[PATCH] i386: Add PPERM two-operand 64bit vector permutation [PR89021]

Uros Bizjak ubizjak@gmail.com
Wed Jun 23 14:17:35 GMT 2021


Add emulation of V8QI PPERM permutations for TARGET_XOP target.  Similar
to PSHUFB, the permutation is performed with V16QI PPERM instruction,
where selector is defined in V16QI mode with inactive elements set to 0x80.
Specific to two operand permutations is the remapping of elements from
the second operand (e.g. e[8] -> e[16]), as we have to account for the
inactive elements from the first operand.

2021-06-23  Uroš Bizjak  <ubizjak@gmail.com>

gcc/
    PR target/89021
    * config/i386/i386-expand.c (expand_vec_perm_pshufb):
    Handle 64bit modes for TARGET_XOP.  Use indirect gen_* functions.
    * config/i386/mmx.md (mmx_ppermv64): New insn pattern.
    * config/i386/i386.md (unspec): Move UNSPEC_XOP_PERMUTE from ...
    * config/i386/sse.md (unspec): ... here.

Bootstrapped and regression tested on x86_64-linux-gnu {,-m32}.

Pushed to master.

Uros.
-------------- next part --------------
diff --git a/gcc/config/i386/i386-expand.c b/gcc/config/i386/i386-expand.c
index 2986b49065c..9c922bf1bf1 100644
--- a/gcc/config/i386/i386-expand.c
+++ b/gcc/config/i386/i386-expand.c
@@ -17467,10 +17467,23 @@ expand_vec_perm_pshufb (struct expand_vec_perm_d *d)
 
   if (!d->one_operand_p)
     {
-      if (!TARGET_XOP || GET_MODE_SIZE (d->vmode) != 16)
+      if (GET_MODE_SIZE (d->vmode) == 8)
+	{
+	  if (!TARGET_XOP)
+	    return false;
+	  vmode = V8QImode;
+	}
+      else if (GET_MODE_SIZE (d->vmode) == 16)
+	{
+	  if (!TARGET_XOP)
+	    return false;
+	}
+      else if (GET_MODE_SIZE (d->vmode) == 32)
 	{
-	  if (TARGET_AVX2
-	      && valid_perm_using_mode_p (V2TImode, d))
+	  if (!TARGET_AVX2)
+	    return false;
+
+	  if (valid_perm_using_mode_p (V2TImode, d))
 	    {
 	      if (d->testing_p)
 		return true;
@@ -17492,6 +17505,8 @@ expand_vec_perm_pshufb (struct expand_vec_perm_d *d)
 	    }
 	  return false;
 	}
+      else
+	return false;
     }
   else
     {
@@ -17651,8 +17666,22 @@ expand_vec_perm_pshufb (struct expand_vec_perm_d *d)

■ **Short task**: Please print the part of the PPERM patch that opens with the words containing "Specific to two" and closes with "UNSPEC_XOP_PERMUTE from ...", copying it word for word. The material after the PPERM patch is separate from it.

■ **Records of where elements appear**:
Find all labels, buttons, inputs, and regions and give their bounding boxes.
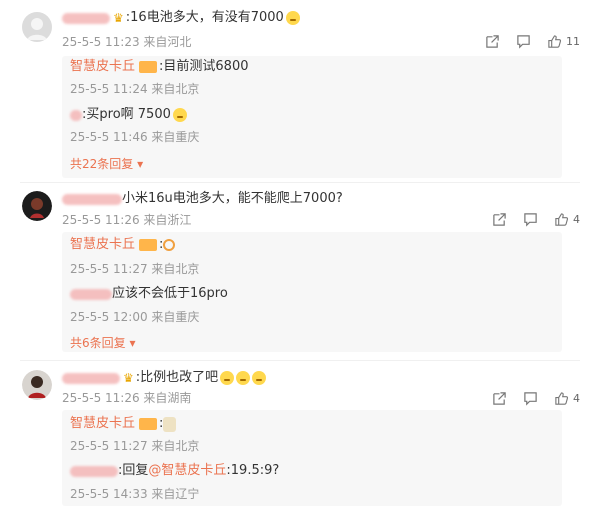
username-redacted[interactable] — [70, 288, 112, 300]
chevron-down-icon: ▾ — [129, 336, 136, 350]
comment-thread: ♛ :16电池多大，有没有7000 25-5-5 11:23 来自河北 11 智… — [0, 0, 600, 185]
comment-text: 小米16u电池多大，能不能爬上7000? — [122, 191, 343, 206]
avatar[interactable] — [22, 12, 52, 42]
reply-item: 智慧皮卡丘 : — [70, 236, 176, 254]
reply-box: 智慧皮卡丘 :目前测试6800 25-5-5 11:24 来自北京 :买pro啊… — [62, 56, 562, 178]
more-replies-label: 共22条回复 — [70, 157, 134, 171]
reply-text: 应该不会低于16pro — [112, 286, 228, 301]
thumbs-up-icon — [548, 34, 562, 48]
reply-item: 应该不会低于16pro — [70, 285, 228, 303]
like-button[interactable]: 4 — [554, 391, 580, 406]
comment-text: :16电池多大，有没有7000 — [125, 10, 284, 25]
reply-text: :目前测试6800 — [159, 59, 249, 74]
vip-badge-icon — [139, 418, 158, 430]
comment-line: ♛ :比例也改了吧 — [62, 368, 267, 388]
reply-meta: 25-5-5 14:33 来自辽宁 — [70, 487, 200, 501]
share-button[interactable] — [492, 391, 507, 406]
comment-icon — [524, 212, 537, 227]
comment-meta: 25-5-5 11:26 来自浙江 — [62, 213, 192, 227]
username-redacted[interactable] — [70, 465, 118, 477]
reply-item: 智慧皮卡丘 : — [70, 415, 177, 433]
sticker-icon — [163, 239, 176, 251]
emoji-icon — [252, 371, 267, 385]
emoji-icon — [220, 371, 235, 385]
more-replies-link[interactable]: 共22条回复 ▾ — [70, 156, 143, 172]
username-redacted[interactable] — [70, 109, 82, 121]
emoji-icon — [236, 371, 251, 385]
crown-icon: ♛ — [113, 11, 124, 25]
avatar[interactable] — [22, 191, 52, 221]
comment-icon — [517, 34, 530, 49]
reply-text: :买pro啊 7500 — [82, 107, 171, 122]
share-icon — [493, 391, 506, 405]
reply-meta: 25-5-5 11:46 来自重庆 — [70, 130, 200, 144]
comment-line: ♛ :16电池多大，有没有7000 — [62, 8, 300, 28]
reply-author[interactable]: 智慧皮卡丘 — [70, 236, 135, 254]
comment-icon — [524, 391, 537, 406]
reply-item: :买pro啊 7500 — [70, 106, 187, 124]
comment-actions: 4 — [492, 389, 580, 407]
reply-meta: 25-5-5 11:27 来自北京 — [70, 439, 200, 453]
comment-meta: 25-5-5 11:23 来自河北 — [62, 35, 192, 49]
comment-actions: 4 — [492, 210, 580, 228]
share-button[interactable] — [485, 34, 500, 49]
reply-text: :回复 — [118, 463, 149, 478]
comment-actions: 11 — [485, 32, 580, 50]
reply-box: 智慧皮卡丘 : 25-5-5 11:27 来自北京 :回复 @智慧皮卡丘 :19… — [62, 410, 562, 506]
reply-author[interactable]: 智慧皮卡丘 — [70, 415, 135, 433]
comment-meta: 25-5-5 11:26 来自湖南 — [62, 391, 192, 405]
vip-badge-icon — [139, 61, 158, 73]
username-redacted[interactable] — [62, 193, 122, 205]
reply-meta: 25-5-5 11:24 来自北京 — [70, 82, 200, 96]
chevron-down-icon: ▾ — [137, 157, 144, 171]
reply-item: :回复 @智慧皮卡丘 :19.5:9? — [70, 462, 279, 480]
mention-link[interactable]: @智慧皮卡丘 — [148, 462, 226, 480]
thumbs-up-icon — [555, 391, 569, 405]
comment-button[interactable] — [516, 34, 531, 49]
comment-line: 小米16u电池多大，能不能爬上7000? — [62, 189, 343, 209]
reply-author[interactable]: 智慧皮卡丘 — [70, 58, 135, 76]
username-redacted[interactable] — [62, 12, 110, 24]
username-redacted[interactable] — [62, 372, 120, 384]
sticker-icon — [163, 416, 177, 432]
crown-icon: ♛ — [123, 371, 134, 385]
comment-button[interactable] — [523, 212, 538, 227]
reply-item: 智慧皮卡丘 :目前测试6800 — [70, 58, 248, 76]
vip-badge-icon — [139, 239, 158, 251]
more-replies-link[interactable]: 共6条回复 ▾ — [70, 335, 136, 351]
like-button[interactable]: 11 — [547, 34, 580, 49]
comment-thread: 小米16u电池多大，能不能爬上7000? 25-5-5 11:26 来自浙江 4… — [0, 183, 600, 363]
like-count: 4 — [573, 391, 580, 405]
reply-box: 智慧皮卡丘 : 25-5-5 11:27 来自北京 应该不会低于16pro 25… — [62, 232, 562, 352]
like-count: 4 — [573, 212, 580, 226]
comment-button[interactable] — [523, 391, 538, 406]
like-count: 11 — [566, 34, 580, 48]
reply-meta: 25-5-5 11:27 来自北京 — [70, 262, 200, 276]
reply-text-continued: :19.5:9? — [226, 463, 280, 478]
reply-meta: 25-5-5 12:00 来自重庆 — [70, 310, 200, 324]
divider — [20, 360, 580, 361]
emoji-icon — [285, 11, 300, 25]
more-replies-label: 共6条回复 — [70, 336, 126, 350]
share-icon — [493, 212, 506, 226]
emoji-icon — [172, 108, 187, 122]
share-icon — [486, 34, 499, 48]
avatar[interactable] — [22, 370, 52, 400]
comment-thread: ♛ :比例也改了吧 25-5-5 11:26 来自湖南 4 智慧皮卡丘 : 25… — [0, 362, 600, 506]
like-button[interactable]: 4 — [554, 212, 580, 227]
comment-text: :比例也改了吧 — [135, 370, 219, 385]
thumbs-up-icon — [555, 212, 569, 226]
share-button[interactable] — [492, 212, 507, 227]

■ **Exercise answer**:
Specific to two operand permutations is the remapping of elements from
the second operand (e.g. e[8] -> e[16]), as we have to account for the
inactive elements from the first operand.

2021-06-23  Uroš Bizjak  <ubizjak@gmail.com>

gcc/
    PR target/89021
    * config/i386/i386-expand.c (expand_vec_perm_pshufb):
    Handle 64bit modes for TARGET_XOP.  Use indirect gen_* functions.
    * config/i386/mmx.md (mmx_ppermv64): New insn pattern.
    * config/i386/i386.md (unspec): Move UNSPEC_XOP_PERMUTE from ...